» **AIM OF THE EXERCISE**: The listing beneath should be written out in full, exactly as shown.

· · ·

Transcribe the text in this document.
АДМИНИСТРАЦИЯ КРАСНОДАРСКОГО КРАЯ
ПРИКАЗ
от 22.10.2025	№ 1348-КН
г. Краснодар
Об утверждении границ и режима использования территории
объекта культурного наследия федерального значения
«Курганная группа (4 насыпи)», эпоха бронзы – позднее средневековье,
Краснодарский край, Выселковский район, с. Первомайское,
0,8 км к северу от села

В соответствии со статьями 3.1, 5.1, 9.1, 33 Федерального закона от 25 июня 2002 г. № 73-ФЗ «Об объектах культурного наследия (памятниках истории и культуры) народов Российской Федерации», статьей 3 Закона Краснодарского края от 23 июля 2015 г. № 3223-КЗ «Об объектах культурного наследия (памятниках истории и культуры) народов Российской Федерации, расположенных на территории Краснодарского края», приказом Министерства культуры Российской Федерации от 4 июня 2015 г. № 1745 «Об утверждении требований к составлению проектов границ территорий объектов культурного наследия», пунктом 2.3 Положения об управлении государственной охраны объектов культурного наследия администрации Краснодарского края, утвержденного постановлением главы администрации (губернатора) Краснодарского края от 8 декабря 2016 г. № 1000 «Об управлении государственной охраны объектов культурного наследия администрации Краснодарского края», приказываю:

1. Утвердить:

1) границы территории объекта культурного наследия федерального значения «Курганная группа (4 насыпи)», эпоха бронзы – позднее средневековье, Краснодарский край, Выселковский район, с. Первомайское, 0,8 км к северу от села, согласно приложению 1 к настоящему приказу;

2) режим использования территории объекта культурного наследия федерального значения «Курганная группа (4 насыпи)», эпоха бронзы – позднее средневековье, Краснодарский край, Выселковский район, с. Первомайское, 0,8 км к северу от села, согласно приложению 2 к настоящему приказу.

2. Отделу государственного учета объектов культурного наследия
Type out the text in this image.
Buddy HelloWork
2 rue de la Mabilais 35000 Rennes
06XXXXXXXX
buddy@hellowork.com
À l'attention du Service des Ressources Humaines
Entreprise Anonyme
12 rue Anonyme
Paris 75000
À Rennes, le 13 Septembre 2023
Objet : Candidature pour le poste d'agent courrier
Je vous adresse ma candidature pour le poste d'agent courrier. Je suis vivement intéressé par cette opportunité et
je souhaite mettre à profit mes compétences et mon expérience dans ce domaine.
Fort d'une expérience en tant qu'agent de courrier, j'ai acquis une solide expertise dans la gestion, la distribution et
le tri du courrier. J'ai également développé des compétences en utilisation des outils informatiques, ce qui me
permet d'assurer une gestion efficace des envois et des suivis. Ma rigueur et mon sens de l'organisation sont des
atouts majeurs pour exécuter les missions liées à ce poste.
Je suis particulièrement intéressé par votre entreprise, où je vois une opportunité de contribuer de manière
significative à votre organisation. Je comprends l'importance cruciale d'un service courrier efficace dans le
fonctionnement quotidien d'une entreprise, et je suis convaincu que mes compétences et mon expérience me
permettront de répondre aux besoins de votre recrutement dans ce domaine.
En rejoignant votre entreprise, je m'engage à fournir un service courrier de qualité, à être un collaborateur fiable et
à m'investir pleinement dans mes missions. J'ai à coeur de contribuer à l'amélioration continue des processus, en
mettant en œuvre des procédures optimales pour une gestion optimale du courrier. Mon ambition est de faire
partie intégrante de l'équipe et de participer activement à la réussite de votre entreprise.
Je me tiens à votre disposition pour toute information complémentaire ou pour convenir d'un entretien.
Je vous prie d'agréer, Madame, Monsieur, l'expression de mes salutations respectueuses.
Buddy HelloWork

· · ·

» **SOLUTION FOR THIS PROBLEM**:
Transcribe the text in this document.
АДМИНИСТРАЦИЯ КРАСНОДАРСКОГО КРАЯ
ПРИКАЗ
от 22.10.2025	№ 1348-КН
г. Краснодар
Об утверждении границ и режима использования территории
объекта культурного наследия федерального значения
«Курганная группа (4 насыпи)», эпоха бронзы – позднее средневековье,
Краснодарский край, Выселковский район, с. Первомайское,
0,8 км к северу от села

В соответствии со статьями 3.1, 5.1, 9.1, 33 Федерального закона от 25 июня 2002 г. № 73-ФЗ «Об объектах культурного наследия (памятниках истории и культуры) народов Российской Федерации», статьей 3 Закона Краснодарского края от 23 июля 2015 г. № 3223-КЗ «Об объектах культурного наследия (памятниках истории и культуры) народов Российской Федерации, расположенных на территории Краснодарского края», приказом Министерства культуры Российской Федерации от 4 июня 2015 г. № 1745 «Об утверждении требований к составлению проектов границ территорий объектов культурного наследия», пунктом 2.3 Положения об управлении государственной охраны объектов культурного наследия администрации Краснодарского края, утвержденного постановлением главы администрации (губернатора) Краснодарского края от 8 декабря 2016 г. № 1000 «Об управлении государственной охраны объектов культурного наследия администрации Краснодарского края», приказываю:

1. Утвердить:

1) границы территории объекта культурного наследия федерального значения «Курганная группа (4 насыпи)», эпоха бронзы – позднее средневековье, Краснодарский край, Выселковский район, с. Первомайское, 0,8 км к северу от села, согласно приложению 1 к настоящему приказу;

2) режим использования территории объекта культурного наследия федерального значения «Курганная группа (4 насыпи)», эпоха бронзы – позднее средневековье, Краснодарский край, Выселковский район, с. Первомайское, 0,8 км к северу от села, согласно приложению 2 к настоящему приказу.

2. Отделу государственного учета объектов культурного наследия
Type out the text in this image.
Buddy HelloWork
2 rue de la Mabilais 35000 Rennes
06XXXXXXXX
buddy@hellowork.com
À l'attention du Service des Ressources Humaines
Entreprise Anonyme
12 rue Anonyme
Paris 75000
À Rennes, le 13 Septembre 2023
Objet : Candidature pour le poste d'agent courrier
Je vous adresse ma candidature pour le poste d'agent courrier. Je suis vivement intéressé par cette opportunité et
je souhaite mettre à profit mes compétences et mon expérience dans ce domaine.
Fort d'une expérience en tant qu'agent de courrier, j'ai acquis une solide expertise dans la gestion, la distribution et
le tri du courrier. J'ai également développé des compétences en utilisation des outils informatiques, ce qui me
permet d'assurer une gestion efficace des envois et des suivis. Ma rigueur et mon sens de l'organisation sont des
atouts majeurs pour exécuter les missions liées à ce poste.
Je suis particulièrement intéressé par votre entreprise, où je vois une opportunité de contribuer de manière
significative à votre organisation. Je comprends l'importance cruciale d'un service courrier efficace dans le
fonctionnement quotidien d'une entreprise, et je suis convaincu que mes compétences et mon expérience me
permettront de répondre aux besoins de votre recrutement dans ce domaine.
En rejoignant votre entreprise, je m'engage à fournir un service courrier de qualité, à être un collaborateur fiable et
à m'investir pleinement dans mes missions. J'ai à coeur de contribuer à l'amélioration continue des processus, en
mettant en œuvre des procédures optimales pour une gestion optimale du courrier. Mon ambition est de faire
partie intégrante de l'équipe et de participer activement à la réussite de votre entreprise.
Je me tiens à votre disposition pour toute information complémentaire ou pour convenir d'un entretien.
Je vous prie d'agréer, Madame, Monsieur, l'expression de mes salutations respectueuses.
Buddy HelloWork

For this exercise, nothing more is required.